(What you are asked to do): Reading the listing below, count the lines that contain the word "text" and give that count alone.

[Data records]

════

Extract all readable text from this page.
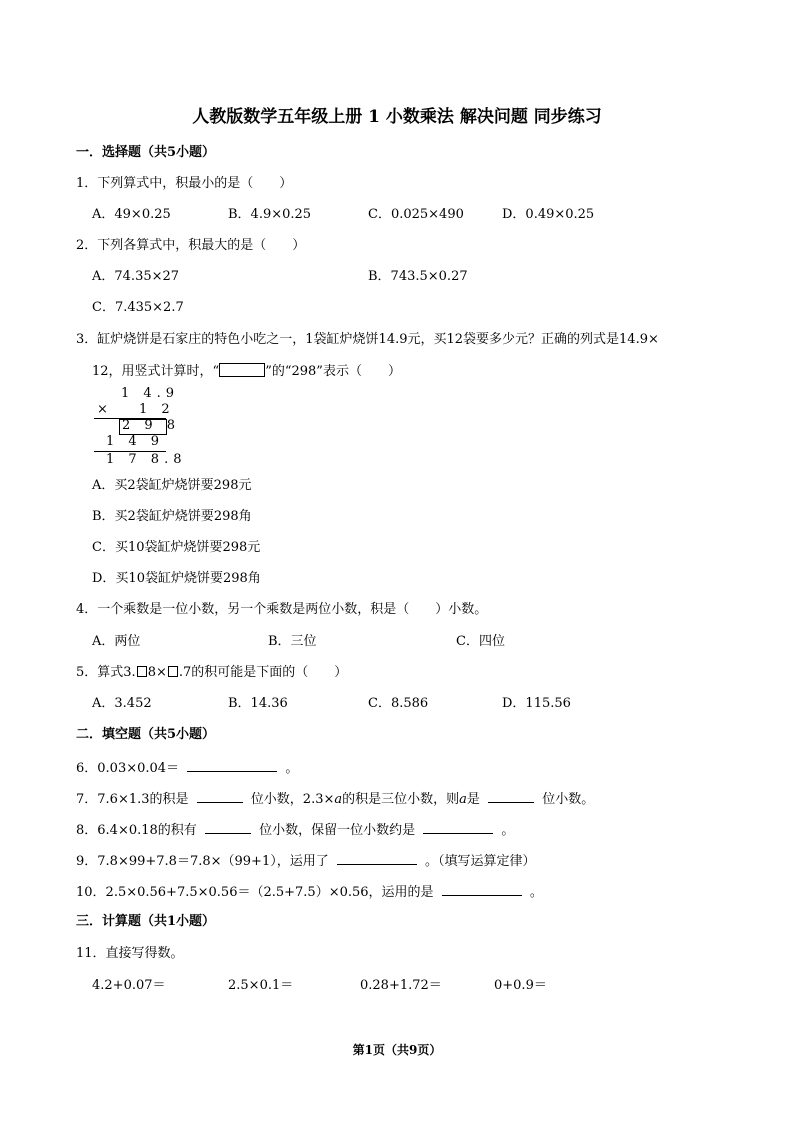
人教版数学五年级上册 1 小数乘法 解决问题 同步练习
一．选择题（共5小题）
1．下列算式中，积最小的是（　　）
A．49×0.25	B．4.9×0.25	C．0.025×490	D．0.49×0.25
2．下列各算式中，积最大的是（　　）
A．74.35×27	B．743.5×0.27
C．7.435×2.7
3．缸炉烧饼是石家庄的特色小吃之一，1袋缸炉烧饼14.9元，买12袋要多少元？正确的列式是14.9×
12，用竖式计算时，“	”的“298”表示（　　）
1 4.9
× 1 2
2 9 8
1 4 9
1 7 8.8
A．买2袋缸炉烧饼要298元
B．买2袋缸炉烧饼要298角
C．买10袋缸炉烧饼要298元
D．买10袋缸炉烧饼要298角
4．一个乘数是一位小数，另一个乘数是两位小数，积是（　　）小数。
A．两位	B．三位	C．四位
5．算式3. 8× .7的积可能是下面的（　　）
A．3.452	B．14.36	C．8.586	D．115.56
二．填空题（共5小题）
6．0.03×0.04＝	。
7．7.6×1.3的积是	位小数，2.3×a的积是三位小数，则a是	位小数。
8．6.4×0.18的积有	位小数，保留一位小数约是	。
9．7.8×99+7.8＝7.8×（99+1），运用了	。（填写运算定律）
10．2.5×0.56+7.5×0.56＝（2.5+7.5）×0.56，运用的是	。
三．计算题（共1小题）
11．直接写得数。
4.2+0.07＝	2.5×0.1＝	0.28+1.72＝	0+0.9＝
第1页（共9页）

════

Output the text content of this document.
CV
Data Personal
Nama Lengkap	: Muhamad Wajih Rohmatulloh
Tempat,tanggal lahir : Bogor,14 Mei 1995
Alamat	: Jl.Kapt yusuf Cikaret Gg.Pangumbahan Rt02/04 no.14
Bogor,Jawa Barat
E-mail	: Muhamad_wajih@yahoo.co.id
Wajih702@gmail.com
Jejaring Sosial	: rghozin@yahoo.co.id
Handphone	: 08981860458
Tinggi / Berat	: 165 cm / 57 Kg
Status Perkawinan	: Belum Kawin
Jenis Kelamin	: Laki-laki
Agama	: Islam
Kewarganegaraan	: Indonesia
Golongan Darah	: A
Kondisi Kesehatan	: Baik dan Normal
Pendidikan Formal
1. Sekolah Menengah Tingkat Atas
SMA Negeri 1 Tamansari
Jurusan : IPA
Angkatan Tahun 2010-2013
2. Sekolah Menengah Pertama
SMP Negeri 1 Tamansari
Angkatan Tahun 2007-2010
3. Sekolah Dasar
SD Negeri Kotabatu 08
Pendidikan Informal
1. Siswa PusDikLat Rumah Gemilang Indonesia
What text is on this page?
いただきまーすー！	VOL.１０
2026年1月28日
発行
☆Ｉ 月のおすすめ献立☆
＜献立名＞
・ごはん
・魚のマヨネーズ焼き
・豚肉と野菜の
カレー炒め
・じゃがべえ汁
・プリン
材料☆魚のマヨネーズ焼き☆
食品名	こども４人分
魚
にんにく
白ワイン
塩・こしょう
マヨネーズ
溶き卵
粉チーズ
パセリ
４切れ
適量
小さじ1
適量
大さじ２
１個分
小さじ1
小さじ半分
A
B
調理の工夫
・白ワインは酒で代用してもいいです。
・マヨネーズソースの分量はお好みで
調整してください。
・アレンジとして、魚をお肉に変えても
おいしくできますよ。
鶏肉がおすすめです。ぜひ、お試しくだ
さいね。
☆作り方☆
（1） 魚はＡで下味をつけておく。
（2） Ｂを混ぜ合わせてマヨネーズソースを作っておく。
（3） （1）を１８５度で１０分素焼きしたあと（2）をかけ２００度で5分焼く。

════

(Worked solution): 3